* [Written task] Rename "bottom-perforation" to "bottom-tear-line" in everything from the line containing "finding-6: 6. That" down to the line containing "bottom-perforation-left <box>0 920", changing nothing else. Return only those lines.

[Layout region items]
=-=-=

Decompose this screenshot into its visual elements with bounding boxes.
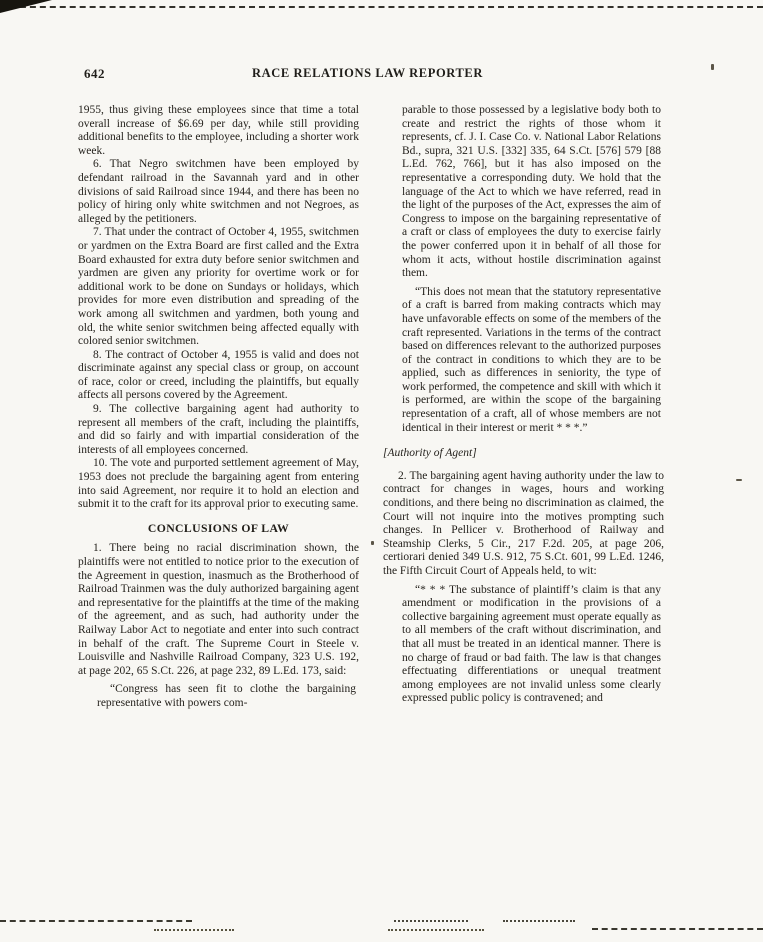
finding-6: 6. That Negro switchmen have been employed by defendant railroad in the Savannah yard and in other divisions of said Railroad since 1944, and there has been no policy of hiring only white switchmen and not Negroes, as alleged by the petitioners. <box>78 158 359 225</box>
finding-8: 8. The contract of October 4, 1955 is valid and does not discriminate against any special class or group, on account of race, color or creed, including the plaintiffs, but equally affects all persons covered by the Agreement. <box>78 348 359 402</box>
bottom-perforation-right <box>592 928 763 930</box>
steele-blockquote-start: “Congress has seen fit to clothe the bargaining representative with powers com- <box>97 683 356 709</box>
bottom-perforation-left <box>0 920 192 922</box>
page-header <box>0 66 763 86</box>
bottom-perforation-lower-2 <box>388 929 484 931</box>
authority-of-agent-heading: [Authority of Agent] <box>383 447 477 460</box>
right-column <box>383 104 664 711</box>
conclusions-of-law-heading: CONCLUSIONS OF LAW <box>147 521 290 535</box>
finding-10: 10. The vote and purported settlement agreement of May, 1953 does not preclude the bargaining agent from entering into said Agreement, nor require it to hold an election and submit it to the craft for its approval prior to executing same. <box>78 457 359 511</box>
steele-blockquote-2: “This does not mean that the statutory representative of a craft is barred from making contracts which may have unfavorable effects on some of the members of the craft represented. Variations in the terms of the contract based on differences relevant to the authorized purposes of the contract in conditions to which they are to be applied, such as differences in seniority, the type of work performed, the competence and skill with which it is performed, are within the scope of the bargaining representation of a craft, all of whose members are not identical in their interest or merit * * *.” <box>402 285 661 434</box>
page-header-title: RACE RELATIONS LAW REPORTER <box>252 66 483 80</box>
scan-speck <box>371 541 374 545</box>
left-column <box>78 104 359 711</box>
bottom-perforation-mid-1 <box>394 920 468 922</box>
finding-7: 7. That under the contract of October 4, 1955, switchmen or yardmen on the Extra Board are first called and the Extra Board exhausted for extra duty before senior switchmen and yardmen are given any priority for overtime work or for additional work to be done on Sundays or holidays, which provides for more even distribution and spreading of the work among all switchmen and yardmen, both young and old, the white senior switchmen being affected equally with colored senior switchmen. <box>78 226 359 348</box>
finding-9: 9. The collective bargaining agent had authority to represent all members of the craft, including the plaintiffs, and did so fairly and with impartial consideration of the interests of all employees concerned. <box>78 403 359 456</box>
conclusion-1: 1. There being no racial discrimination shown, the plaintiffs were not entitled to notice prior to the execution of the Agreement in question, inasmuch as the Brotherhood of Railroad Trainmen was the duly authorized bargaining agent and representative for the plaintiffs at the time of the making of the agreement, and as such, had authority under the Railway Labor Act to negotiate and enter into such contract in behalf of the craft. The Supreme Court in Steele v. Louisville and Nashville Railroad Company, 323 U.S. 192, at page 202, 65 S.Ct. 226, at page 232, 89 L.Ed. 173, said: <box>78 542 359 677</box>
paragraph-continuation: 1955, thus giving these employees since that time a total overall increase of $6.69 per day, while still providing additional benefits to the employee, including a shorter work week. <box>78 104 359 157</box>
steele-blockquote-continuation: parable to those possessed by a legislative body both to create and restrict the rights of those whom it represents, cf. J. I. Case Co. v. National Labor Relations Bd., supra, 321 U.S. [332] 335, 64 S.Ct. [576] 579 [88 L.Ed. 762, 766], but it has also imposed on the representative a corresponding duty. We hold that the language of the Act to which we have referred, read in the light of the purposes of the Act, expresses the aim of Congress to impose on the bargaining representative of a craft or class of employees the duty to exercise fairly the power conferred upon it in behalf of all those for whom it acts, without hostile discrimination against them. <box>402 104 661 280</box>
pellicer-blockquote: “* * * The substance of plaintiff’s claim is that any amendment or modification in the provisions of a collective bargaining agreement must operate equally as to all members of the craft without discrimination, and that all must be treated in an identical manner. There is no charge of fraud or bad faith. The law is that changes effectuating differentiations or unequal treatment among employees are not invalid unless some clearly expressed public policy is contravened; and <box>402 583 661 705</box>
corner-scan-artifact <box>0 0 52 13</box>
page-number: 642 <box>84 66 105 81</box>
conclusion-2: 2. The bargaining agent having authority under the law to contract for changes in wages, hours and working conditions, and there being no discrimination as claimed, the Court will not inquire into the motives prompting such changes. In Pellicer v. Brotherhood of Railway and Steamship Clerks, 5 Cir., 217 F.2d. 205, at page 206, certiorari denied 349 U.S. 912, 75 S.Ct. 601, 99 L.Ed. 1246, the Fifth Circuit Court of Appeals held, to wit: <box>383 469 664 577</box>
two-column-body <box>78 104 664 711</box>
scan-speck <box>711 64 714 70</box>
bottom-perforation-lower-1 <box>154 929 234 931</box>
bottom-perforation-mid-2 <box>503 920 575 922</box>
top-perforation-line <box>0 6 763 8</box>
scan-speck <box>736 479 742 481</box>
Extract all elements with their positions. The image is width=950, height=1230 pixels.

=-=-=

* [Reply to the exercise]
finding-6: 6. That Negro switchmen have been employed by defendant railroad in the Savannah yard and in other divisions of said Railroad since 1944, and there has been no policy of hiring only white switchmen and not Negroes, as alleged by the petitioners. <box>78 158 359 225</box>
finding-8: 8. The contract of October 4, 1955 is valid and does not discriminate against any special class or group, on account of race, color or creed, including the plaintiffs, but equally affects all persons covered by the Agreement. <box>78 348 359 402</box>
bottom-tear-line-right <box>592 928 763 930</box>
steele-blockquote-start: “Congress has seen fit to clothe the bargaining representative with powers com- <box>97 683 356 709</box>
bottom-tear-line-left <box>0 920 192 922</box>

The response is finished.